> [Task objective] Please repeat the records below exactly, but only from the line that contains "Patent image size: (778, 388)." onward, ending with the last line.

> [The data]

>>>>>

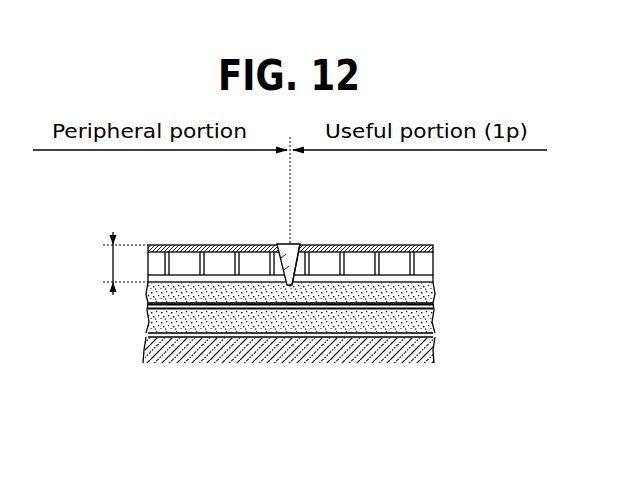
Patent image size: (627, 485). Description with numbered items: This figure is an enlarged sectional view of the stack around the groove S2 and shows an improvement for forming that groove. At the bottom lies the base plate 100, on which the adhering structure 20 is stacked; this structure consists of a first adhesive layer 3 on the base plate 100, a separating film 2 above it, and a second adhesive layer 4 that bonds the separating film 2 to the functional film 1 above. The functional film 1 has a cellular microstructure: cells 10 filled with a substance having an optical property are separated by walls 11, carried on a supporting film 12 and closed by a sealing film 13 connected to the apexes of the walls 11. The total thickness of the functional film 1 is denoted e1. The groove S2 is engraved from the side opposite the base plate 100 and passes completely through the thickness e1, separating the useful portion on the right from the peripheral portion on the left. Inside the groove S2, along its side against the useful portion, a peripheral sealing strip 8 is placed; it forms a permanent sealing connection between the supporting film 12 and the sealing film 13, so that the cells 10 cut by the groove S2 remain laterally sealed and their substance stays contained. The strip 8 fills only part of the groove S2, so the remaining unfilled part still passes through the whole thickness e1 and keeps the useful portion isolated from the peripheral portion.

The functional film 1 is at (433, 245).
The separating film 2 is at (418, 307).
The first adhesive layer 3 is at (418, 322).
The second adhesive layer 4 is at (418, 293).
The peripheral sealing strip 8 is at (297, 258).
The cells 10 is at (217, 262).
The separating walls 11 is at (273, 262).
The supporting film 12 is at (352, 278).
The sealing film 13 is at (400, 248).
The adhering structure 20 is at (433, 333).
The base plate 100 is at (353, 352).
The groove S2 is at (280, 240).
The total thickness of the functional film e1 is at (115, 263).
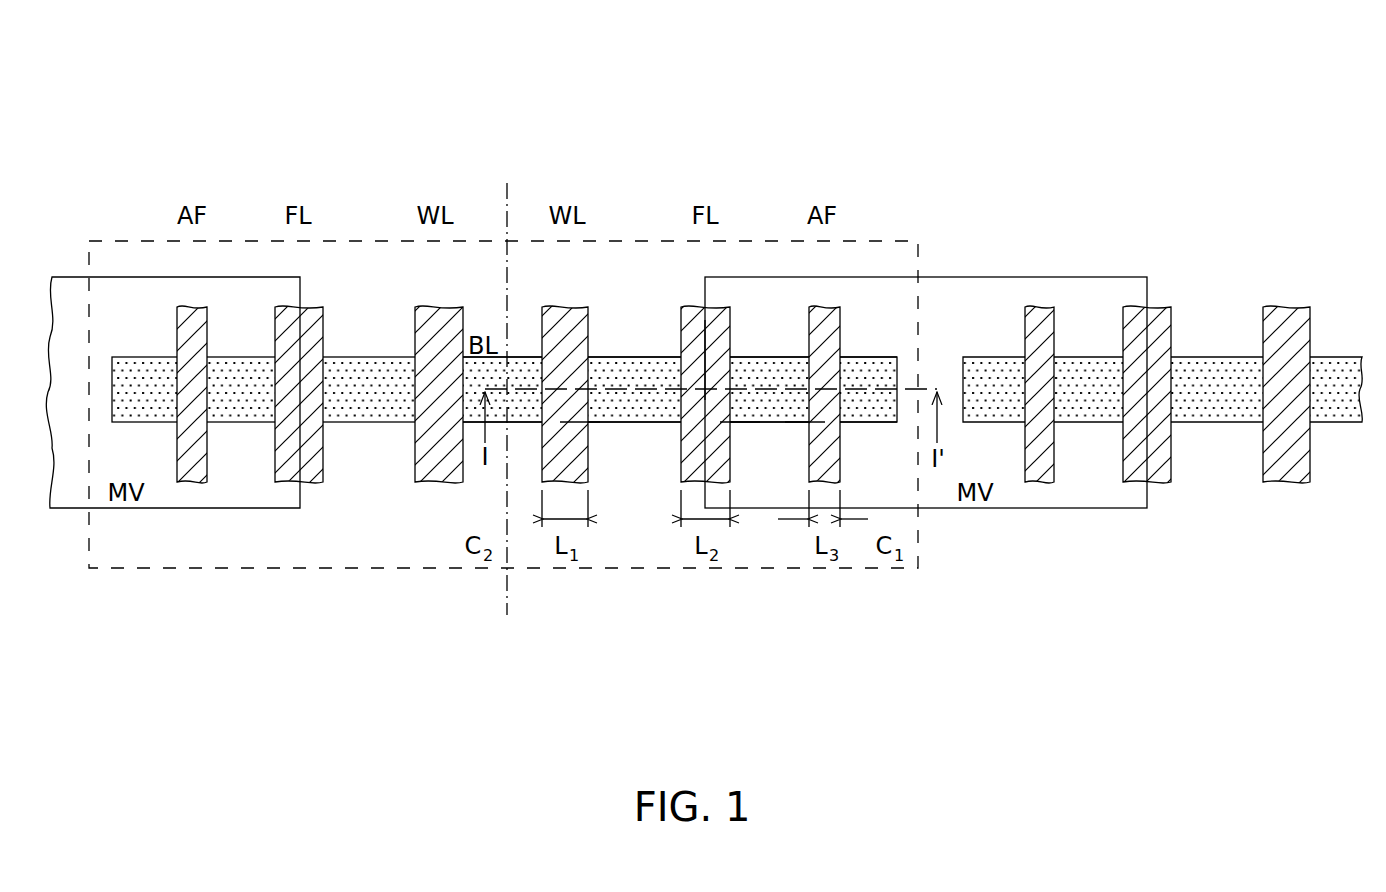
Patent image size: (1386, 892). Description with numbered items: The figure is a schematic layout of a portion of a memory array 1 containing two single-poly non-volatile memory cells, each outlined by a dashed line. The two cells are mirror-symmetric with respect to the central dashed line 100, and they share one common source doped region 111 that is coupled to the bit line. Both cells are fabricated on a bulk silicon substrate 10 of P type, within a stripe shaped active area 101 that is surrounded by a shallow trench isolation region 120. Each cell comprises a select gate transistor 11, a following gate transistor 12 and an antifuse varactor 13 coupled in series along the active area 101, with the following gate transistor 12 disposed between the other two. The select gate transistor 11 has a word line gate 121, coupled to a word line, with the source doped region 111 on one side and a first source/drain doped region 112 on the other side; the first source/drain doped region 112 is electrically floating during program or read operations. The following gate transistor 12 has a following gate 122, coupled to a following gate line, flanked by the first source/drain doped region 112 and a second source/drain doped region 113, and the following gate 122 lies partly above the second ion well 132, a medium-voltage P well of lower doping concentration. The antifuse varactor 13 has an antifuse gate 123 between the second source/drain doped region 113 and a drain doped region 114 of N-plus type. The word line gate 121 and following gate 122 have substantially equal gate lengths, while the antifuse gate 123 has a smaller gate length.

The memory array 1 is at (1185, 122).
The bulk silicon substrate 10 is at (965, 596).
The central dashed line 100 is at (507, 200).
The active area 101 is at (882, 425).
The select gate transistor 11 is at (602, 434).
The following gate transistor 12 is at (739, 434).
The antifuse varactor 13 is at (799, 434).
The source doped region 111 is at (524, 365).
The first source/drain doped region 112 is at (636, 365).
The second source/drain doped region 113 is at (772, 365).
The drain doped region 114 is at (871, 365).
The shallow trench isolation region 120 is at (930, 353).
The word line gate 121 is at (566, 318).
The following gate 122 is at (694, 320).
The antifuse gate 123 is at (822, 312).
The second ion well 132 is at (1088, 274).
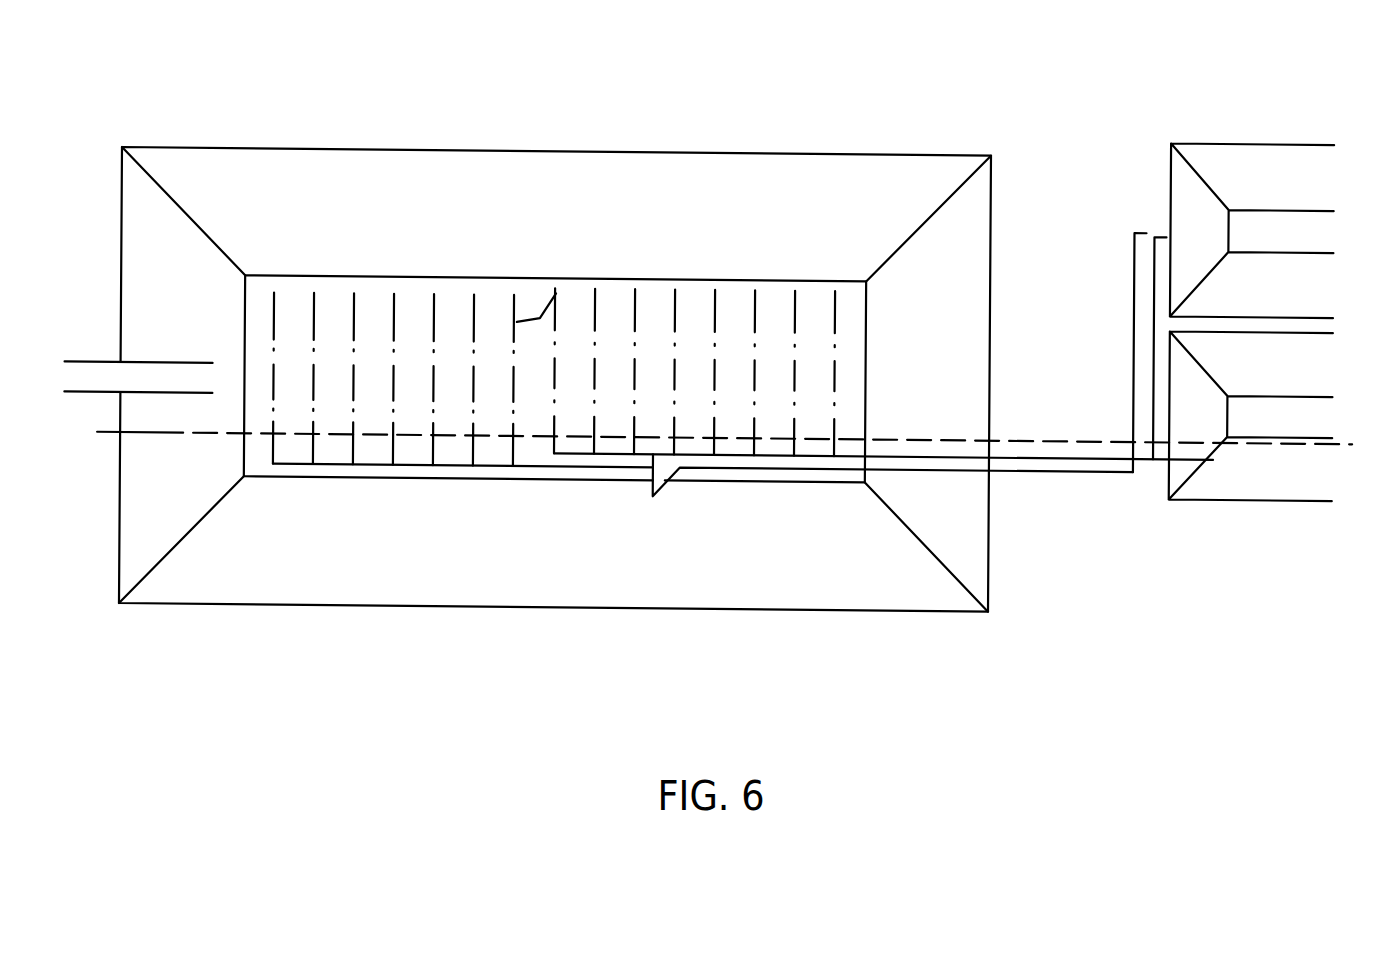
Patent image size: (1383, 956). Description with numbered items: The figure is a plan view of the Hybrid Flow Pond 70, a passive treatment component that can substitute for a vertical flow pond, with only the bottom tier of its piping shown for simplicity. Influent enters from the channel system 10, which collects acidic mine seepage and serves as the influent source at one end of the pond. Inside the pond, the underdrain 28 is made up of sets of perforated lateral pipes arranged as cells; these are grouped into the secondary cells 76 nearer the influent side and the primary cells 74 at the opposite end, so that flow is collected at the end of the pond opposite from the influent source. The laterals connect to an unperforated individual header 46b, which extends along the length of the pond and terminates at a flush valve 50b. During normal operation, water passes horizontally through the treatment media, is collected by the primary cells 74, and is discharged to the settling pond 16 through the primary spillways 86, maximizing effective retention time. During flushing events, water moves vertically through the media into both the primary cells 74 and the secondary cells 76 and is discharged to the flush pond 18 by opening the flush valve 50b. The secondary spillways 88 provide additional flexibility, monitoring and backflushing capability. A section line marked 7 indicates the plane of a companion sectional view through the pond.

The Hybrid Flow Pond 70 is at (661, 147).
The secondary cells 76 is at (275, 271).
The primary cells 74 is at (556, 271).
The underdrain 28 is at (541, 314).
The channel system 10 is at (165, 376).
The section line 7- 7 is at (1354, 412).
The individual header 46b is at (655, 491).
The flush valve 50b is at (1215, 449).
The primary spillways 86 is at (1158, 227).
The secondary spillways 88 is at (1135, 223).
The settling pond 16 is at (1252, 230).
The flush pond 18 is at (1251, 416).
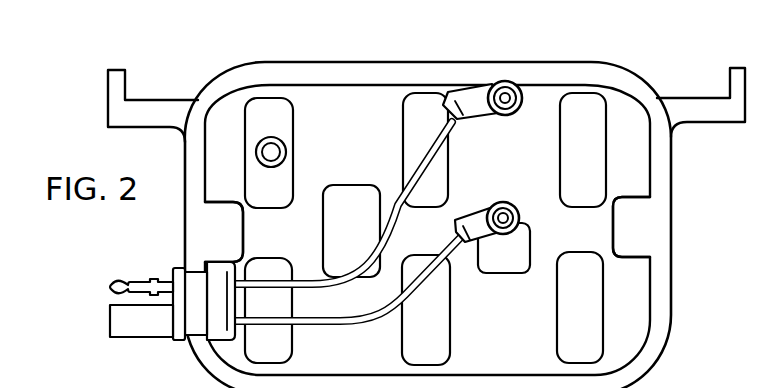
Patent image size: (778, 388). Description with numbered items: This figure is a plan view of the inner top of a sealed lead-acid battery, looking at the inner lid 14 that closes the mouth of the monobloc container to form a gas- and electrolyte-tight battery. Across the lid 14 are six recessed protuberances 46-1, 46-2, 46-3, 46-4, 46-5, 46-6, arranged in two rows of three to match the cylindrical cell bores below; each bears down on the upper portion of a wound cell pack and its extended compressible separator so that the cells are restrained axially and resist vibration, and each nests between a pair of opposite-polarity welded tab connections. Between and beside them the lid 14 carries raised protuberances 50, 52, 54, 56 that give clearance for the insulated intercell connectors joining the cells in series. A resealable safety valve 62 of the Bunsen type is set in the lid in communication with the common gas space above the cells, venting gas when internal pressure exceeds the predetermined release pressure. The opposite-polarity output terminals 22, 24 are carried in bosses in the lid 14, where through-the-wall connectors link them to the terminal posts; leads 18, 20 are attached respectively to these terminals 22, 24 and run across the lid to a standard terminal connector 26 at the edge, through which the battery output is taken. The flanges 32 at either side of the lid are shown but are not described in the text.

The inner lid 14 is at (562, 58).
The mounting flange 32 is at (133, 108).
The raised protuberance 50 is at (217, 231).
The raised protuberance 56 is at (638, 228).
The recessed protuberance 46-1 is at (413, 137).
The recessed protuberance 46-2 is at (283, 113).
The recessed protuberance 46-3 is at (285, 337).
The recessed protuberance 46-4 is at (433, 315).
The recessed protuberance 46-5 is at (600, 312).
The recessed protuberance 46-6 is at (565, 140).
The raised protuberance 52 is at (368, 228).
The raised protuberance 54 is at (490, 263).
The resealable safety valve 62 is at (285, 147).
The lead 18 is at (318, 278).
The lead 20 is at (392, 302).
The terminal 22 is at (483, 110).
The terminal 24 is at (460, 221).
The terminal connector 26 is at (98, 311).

<<<<<

> [Result]
Patent image size: (778, 388). Description with numbered items: This figure is a plan view of the inner top of a sealed lead-acid battery, looking at the inner lid 14 that closes the mouth of the monobloc container to form a gas- and electrolyte-tight battery. Across the lid 14 are six recessed protuberances 46-1, 46-2, 46-3, 46-4, 46-5, 46-6, arranged in two rows of three to match the cylindrical cell bores below; each bears down on the upper portion of a wound cell pack and its extended compressible separator so that the cells are restrained axially and resist vibration, and each nests between a pair of opposite-polarity welded tab connections. Between and beside them the lid 14 carries raised protuberances 50, 52, 54, 56 that give clearance for the insulated intercell connectors joining the cells in series. A resealable safety valve 62 of the Bunsen type is set in the lid in communication with the common gas space above the cells, venting gas when internal pressure exceeds the predetermined release pressure. The opposite-polarity output terminals 22, 24 are carried in bosses in the lid 14, where through-the-wall connectors link them to the terminal posts; leads 18, 20 are attached respectively to these terminals 22, 24 and run across the lid to a standard terminal connector 26 at the edge, through which the battery output is taken. The flanges 32 at either side of the lid are shown but are not described in the text.

The inner lid 14 is at (562, 58).
The mounting flange 32 is at (133, 108).
The raised protuberance 50 is at (217, 231).
The raised protuberance 56 is at (638, 228).
The recessed protuberance 46-1 is at (413, 137).
The recessed protuberance 46-2 is at (283, 113).
The recessed protuberance 46-3 is at (285, 337).
The recessed protuberance 46-4 is at (433, 315).
The recessed protuberance 46-5 is at (600, 312).
The recessed protuberance 46-6 is at (565, 140).
The raised protuberance 52 is at (368, 228).
The raised protuberance 54 is at (490, 263).
The resealable safety valve 62 is at (285, 147).
The lead 18 is at (318, 278).
The lead 20 is at (392, 302).
The terminal 22 is at (483, 110).
The terminal 24 is at (460, 221).
The terminal connector 26 is at (98, 311).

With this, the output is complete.